Source data
┄┄┄┄┄┄┄┄┄┄┄┄┄┄┄┄┄┄┄┄

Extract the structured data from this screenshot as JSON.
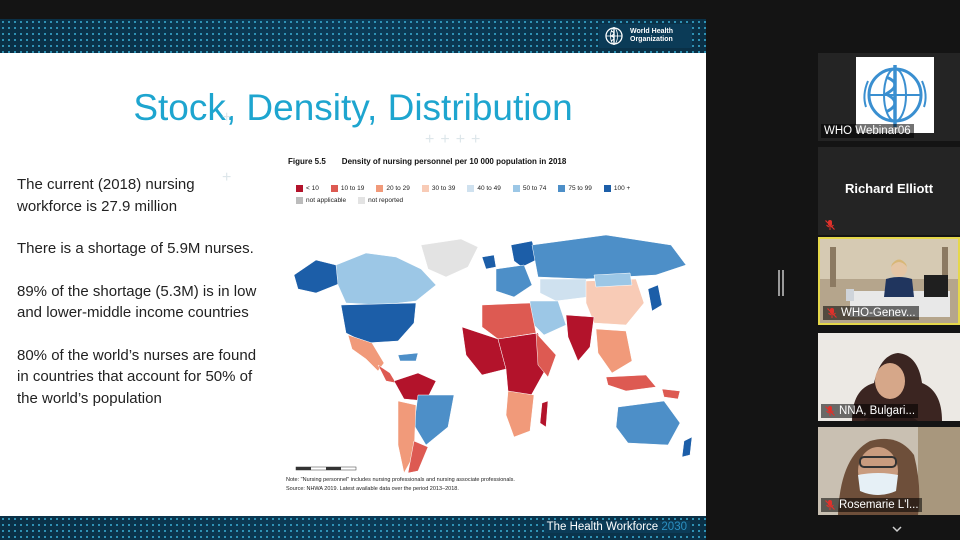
{
  "slide": {
    "title": "Stock, Density, Distribution",
    "logo_text": "World Health Organization",
    "footer_brand": "The Health Workforce",
    "footer_year": "2030",
    "bullets": [
      "The current (2018) nursing workforce is 27.9 million",
      "There is a shortage of 5.9M nurses.",
      "89% of the shortage (5.3M) is in low and lower-middle income countries",
      "80% of the world’s nurses are found in countries that account for 50% of the world’s population"
    ],
    "figure": {
      "number": "Figure 5.5",
      "title": "Density of nursing personnel per 10 000 population in 2018",
      "legend": [
        {
          "label": "< 10",
          "color": "#b3132b"
        },
        {
          "label": "10 to 19",
          "color": "#dd5a52"
        },
        {
          "label": "20 to 29",
          "color": "#f19a7a"
        },
        {
          "label": "30 to 39",
          "color": "#f8cbb6"
        },
        {
          "label": "40 to 49",
          "color": "#cfe1ef"
        },
        {
          "label": "50 to 74",
          "color": "#9cc7e6"
        },
        {
          "label": "75 to 99",
          "color": "#4d8fc8"
        },
        {
          "label": "100 +",
          "color": "#1c5ea8"
        },
        {
          "label": "not applicable",
          "color": "#bcbcbc"
        },
        {
          "label": "not reported",
          "color": "#e3e3e3"
        }
      ],
      "note": "Note: \"Nursing personnel\" includes nursing professionals and nursing associate professionals.",
      "source": "Source: NHWA 2019. Latest available data over the period 2013–2018."
    }
  },
  "participants": [
    {
      "name": "WHO Webinar06",
      "avatar": "who-logo",
      "muted": false
    },
    {
      "name": "Richard Elliott",
      "muted": true
    },
    {
      "name": "WHO-Genev...",
      "muted": true,
      "active": true
    },
    {
      "name": "NNA, Bulgari...",
      "muted": true
    },
    {
      "name": "Rosemarie L'l...",
      "muted": true
    }
  ],
  "colors": {
    "accent_title": "#1ea5cf",
    "active_speaker": "#e6d84a",
    "muted_icon": "#e0312b"
  }
}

┄┄┄┄┄┄┄┄┄┄┄┄┄┄┄┄┄┄┄┄

Problem requirements → Search the listing for the word "label". Copy every line in which it occurs.

Solved problem →
          "label": "< 10",
          "label": "10 to 19",
          "label": "20 to 29",
          "label": "30 to 39",
          "label": "40 to 49",
          "label": "50 to 74",
          "label": "75 to 99",
          "label": "100 +",
          "label": "not applicable",
          "label": "not reported",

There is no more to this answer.